GIVEN REQUEST:
Copy out the listing that follows, exactly, without its pictures.

PROVIDED ENTRIES:
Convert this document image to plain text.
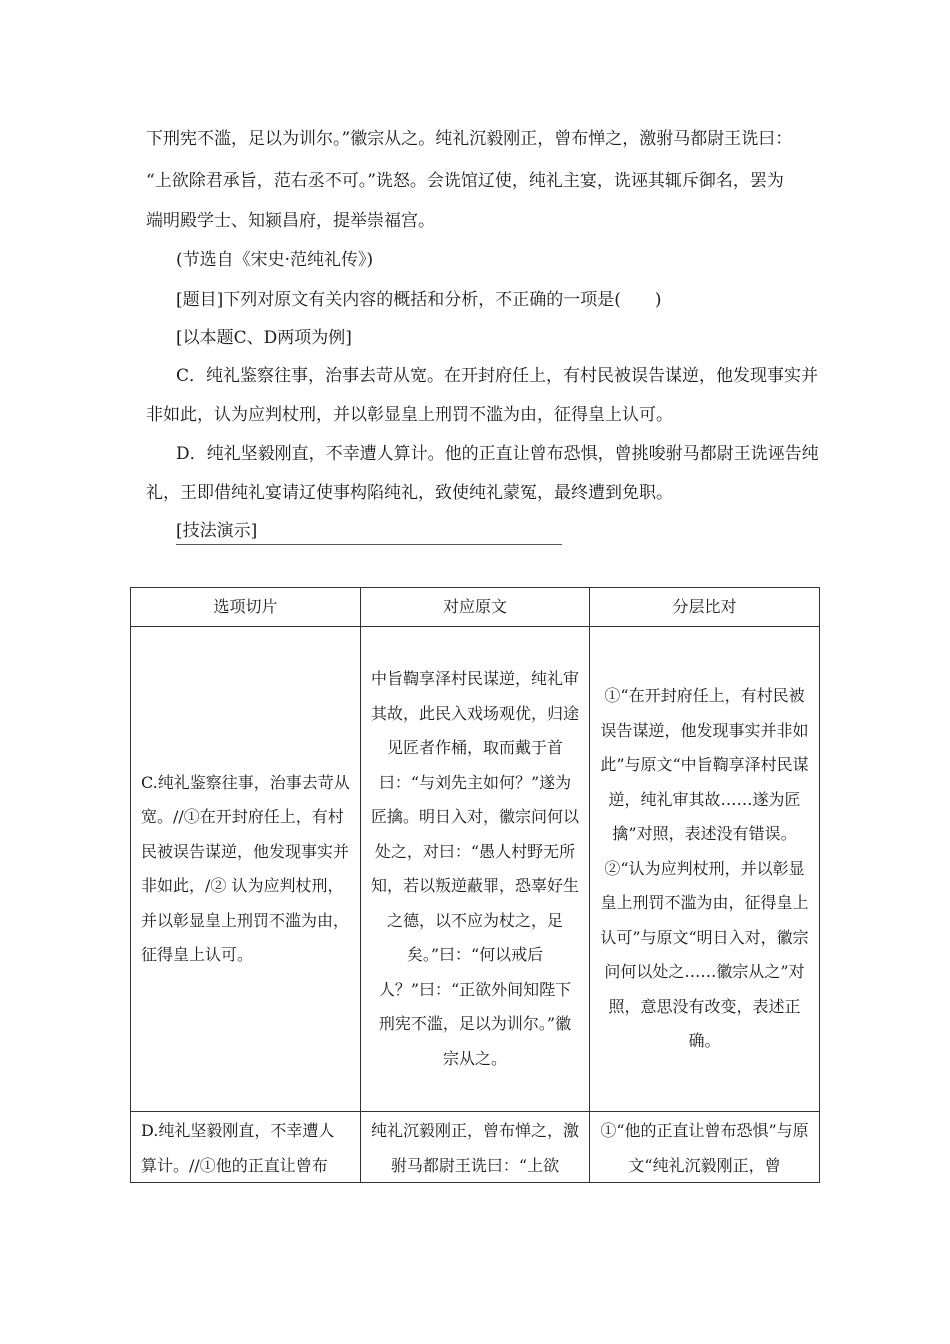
下刑宪不滥，足以为训尔。”徽宗从之。纯礼沉毅刚正，曾布惮之，激驸马都尉王诜曰：
“上欲除君承旨，范右丞不可。”诜怒。会诜馆辽使，纯礼主宴，诜诬其辄斥御名，罢为
端明殿学士、知颍昌府，提举崇福宫。
(节选自《宋史·范纯礼传》)
[题目]下列对原文有关内容的概括和分析，不正确的一项是(　　)
[以本题C、D两项为例]
C．纯礼鉴察往事，治事去苛从宽。在开封府任上，有村民被误告谋逆，他发现事实并
非如此，认为应判杖刑，并以彰显皇上刑罚不滥为由，征得皇上认可。
D．纯礼坚毅刚直，不幸遭人算计。他的正直让曾布恐惧，曾挑唆驸马都尉王诜诬告纯
礼，王即借纯礼宴请辽使事构陷纯礼，致使纯礼蒙冤，最终遭到免职。
[技法演示]
选项切片	对应原文	分层比对
C.纯礼鉴察往事，治事去苛从宽。//①在开封府任上，有村民被误告谋逆，他发现事实并非如此，/② 认为应判杖刑，并以彰显皇上刑罚不滥为由，征得皇上认可。	中旨鞫享泽村民谋逆，纯礼审其故，此民入戏场观优，归途见匠者作桶，取而戴于首曰：“与刘先主如何？”遂为匠擒。明日入对，徽宗问何以处之，对曰：“愚人村野无所知，若以叛逆蔽罪，恐辜好生之德，以不应为杖之，足矣。”曰：“何以戒后人？”曰：“正欲外间知陛下刑宪不滥，足以为训尔。”徽宗从之。	①“在开封府任上，有村民被误告谋逆，他发现事实并非如此”与原文“中旨鞫享泽村民谋逆，纯礼审其故……遂为匠擒”对照，表述没有错误。②“认为应判杖刑，并以彰显皇上刑罚不滥为由，征得皇上认可”与原文“明日入对，徽宗问何以处之……徽宗从之”对照，意思没有改变，表述正确。

D.纯礼坚毅刚直，不幸遭人算计。//①他的正直让曾布	纯礼沉毅刚正，曾布惮之，激驸马都尉王诜曰：“上欲	①“他的正直让曾布恐惧”与原文“纯礼沉毅刚正，曾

CORRECT RESPONSE:
Convert this document image to plain text.
下刑宪不滥，足以为训尔。”徽宗从之。纯礼沉毅刚正，曾布惮之，激驸马都尉王诜曰：
“上欲除君承旨，范右丞不可。”诜怒。会诜馆辽使，纯礼主宴，诜诬其辄斥御名，罢为
端明殿学士、知颍昌府，提举崇福宫。
(节选自《宋史·范纯礼传》)
[题目]下列对原文有关内容的概括和分析，不正确的一项是(　　)
[以本题C、D两项为例]
C．纯礼鉴察往事，治事去苛从宽。在开封府任上，有村民被误告谋逆，他发现事实并
非如此，认为应判杖刑，并以彰显皇上刑罚不滥为由，征得皇上认可。
D．纯礼坚毅刚直，不幸遭人算计。他的正直让曾布恐惧，曾挑唆驸马都尉王诜诬告纯
礼，王即借纯礼宴请辽使事构陷纯礼，致使纯礼蒙冤，最终遭到免职。
[技法演示]
选项切片	对应原文	分层比对
C.纯礼鉴察往事，治事去苛从宽。//①在开封府任上，有村民被误告谋逆，他发现事实并非如此，/② 认为应判杖刑，并以彰显皇上刑罚不滥为由，征得皇上认可。	中旨鞫享泽村民谋逆，纯礼审其故，此民入戏场观优，归途见匠者作桶，取而戴于首曰：“与刘先主如何？”遂为匠擒。明日入对，徽宗问何以处之，对曰：“愚人村野无所知，若以叛逆蔽罪，恐辜好生之德，以不应为杖之，足矣。”曰：“何以戒后人？”曰：“正欲外间知陛下刑宪不滥，足以为训尔。”徽宗从之。	①“在开封府任上，有村民被误告谋逆，他发现事实并非如此”与原文“中旨鞫享泽村民谋逆，纯礼审其故……遂为匠擒”对照，表述没有错误。②“认为应判杖刑，并以彰显皇上刑罚不滥为由，征得皇上认可”与原文“明日入对，徽宗问何以处之……徽宗从之”对照，意思没有改变，表述正确。

D.纯礼坚毅刚直，不幸遭人算计。//①他的正直让曾布	纯礼沉毅刚正，曾布惮之，激驸马都尉王诜曰：“上欲	①“他的正直让曾布恐惧”与原文“纯礼沉毅刚正，曾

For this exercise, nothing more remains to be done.